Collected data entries
----

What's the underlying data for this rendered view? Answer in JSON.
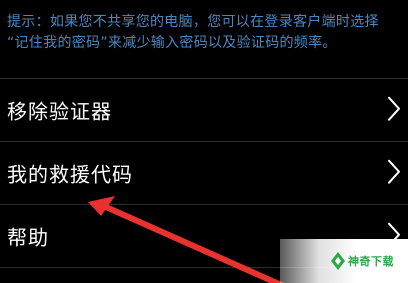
{
  "hint": {
    "line1": "提示：如果您不共享您的电脑，您可以在登录客户端时选择",
    "line2": "“记住我的密码”来减少输入密码以及验证码的频率。"
  },
  "menu": {
    "items": [
      {
        "label": "移除验证器"
      },
      {
        "label": "我的救援代码"
      },
      {
        "label": "帮助"
      }
    ]
  },
  "watermark": {
    "text": "神奇下载"
  },
  "colors": {
    "background": "#000000",
    "hint_text": "#4a87c2",
    "item_text": "#ffffff",
    "divider": "#2c2c2c",
    "annotation_arrow": "#e8322f",
    "watermark_green": "#2aa84a"
  },
  "icons": {
    "row_chevron": "chevron-right-icon",
    "annotation": "red-arrow-annotation",
    "watermark_logo": "watermark-logo-icon"
  }
}
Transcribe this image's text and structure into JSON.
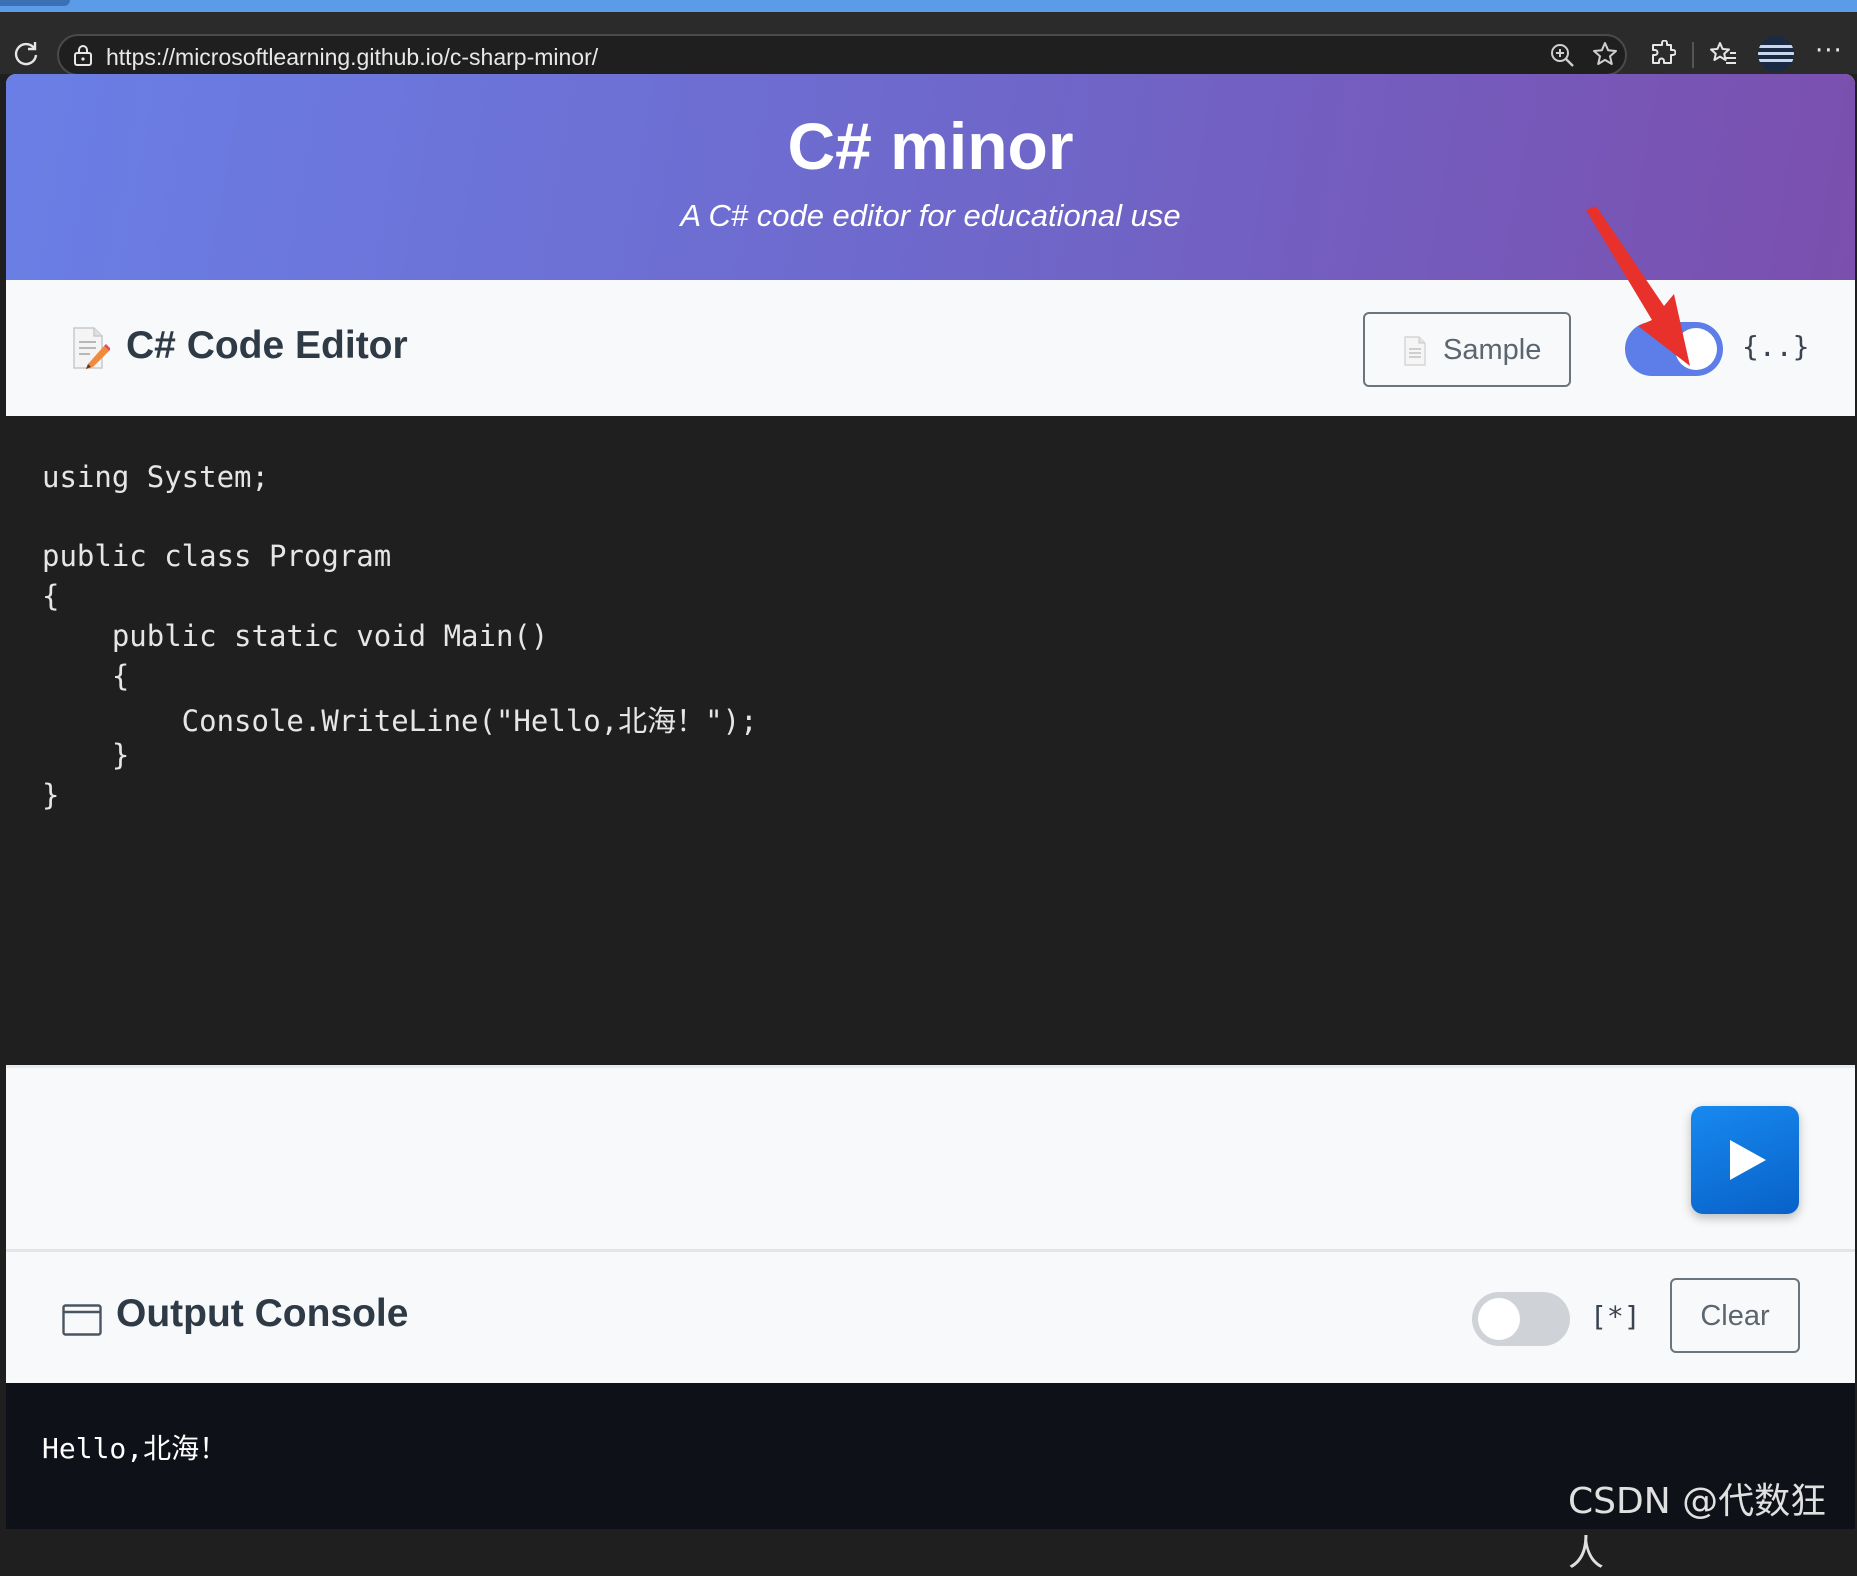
{
  "browser": {
    "url": "https://microsoftlearning.github.io/c-sharp-minor/",
    "more_label": "···"
  },
  "hero": {
    "title": "C# minor",
    "subtitle": "A C# code editor for educational use"
  },
  "editor": {
    "title": "C# Code Editor",
    "sample_label": "Sample",
    "format_toggle_on": true,
    "format_label": "{..}",
    "code_lines": [
      "using System;",
      "",
      "public class Program",
      "{",
      "    public static void Main()",
      "    {",
      "        Console.WriteLine(\"Hello,北海！\");",
      "    }",
      "}"
    ]
  },
  "run": {
    "icon": "play-icon"
  },
  "output": {
    "title": "Output Console",
    "wrap_toggle_on": false,
    "wrap_label": "[*]",
    "clear_label": "Clear",
    "lines": [
      "Hello,北海！"
    ]
  },
  "watermark": "CSDN @代数狂人",
  "colors": {
    "hero_start": "#6a7fe6",
    "hero_end": "#7b4fae",
    "toggle_on": "#5d7de8",
    "run_button": "#0d6efd",
    "annotation_arrow": "#e8312b"
  }
}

----

_Work instructions:_
Return all the entries word for word, but omit any pictures they contain.

_Exercise answer:_
What's the underlying data for this rendered view? Answer in JSON.
{
  "hint": {
    "line1": "提示：如果您不共享您的电脑，您可以在登录客户端时选择",
    "line2": "“记住我的密码”来减少输入密码以及验证码的频率。"
  },
  "menu": {
    "items": [
      {
        "label": "移除验证器"
      },
      {
        "label": "我的救援代码"
      },
      {
        "label": "帮助"
      }
    ]
  },
  "watermark": {
    "text": "神奇下载"
  },
  "colors": {
    "background": "#000000",
    "hint_text": "#4a87c2",
    "item_text": "#ffffff",
    "divider": "#2c2c2c",
    "annotation_arrow": "#e8322f",
    "watermark_green": "#2aa84a"
  },
  "icons": {
    "row_chevron": "chevron-right-icon",
    "annotation": "red-arrow-annotation",
    "watermark_logo": "watermark-logo-icon"
  }
}
Transcribe this image's text and structure into JSON.
{
  "browser": {
    "url": "https://microsoftlearning.github.io/c-sharp-minor/",
    "more_label": "···"
  },
  "hero": {
    "title": "C# minor",
    "subtitle": "A C# code editor for educational use"
  },
  "editor": {
    "title": "C# Code Editor",
    "sample_label": "Sample",
    "format_toggle_on": true,
    "format_label": "{..}",
    "code_lines": [
      "using System;",
      "",
      "public class Program",
      "{",
      "    public static void Main()",
      "    {",
      "        Console.WriteLine(\"Hello,北海！\");",
      "    }",
      "}"
    ]
  },
  "run": {
    "icon": "play-icon"
  },
  "output": {
    "title": "Output Console",
    "wrap_toggle_on": false,
    "wrap_label": "[*]",
    "clear_label": "Clear",
    "lines": [
      "Hello,北海！"
    ]
  },
  "watermark": "CSDN @代数狂人",
  "colors": {
    "hero_start": "#6a7fe6",
    "hero_end": "#7b4fae",
    "toggle_on": "#5d7de8",
    "run_button": "#0d6efd",
    "annotation_arrow": "#e8312b"
  }
}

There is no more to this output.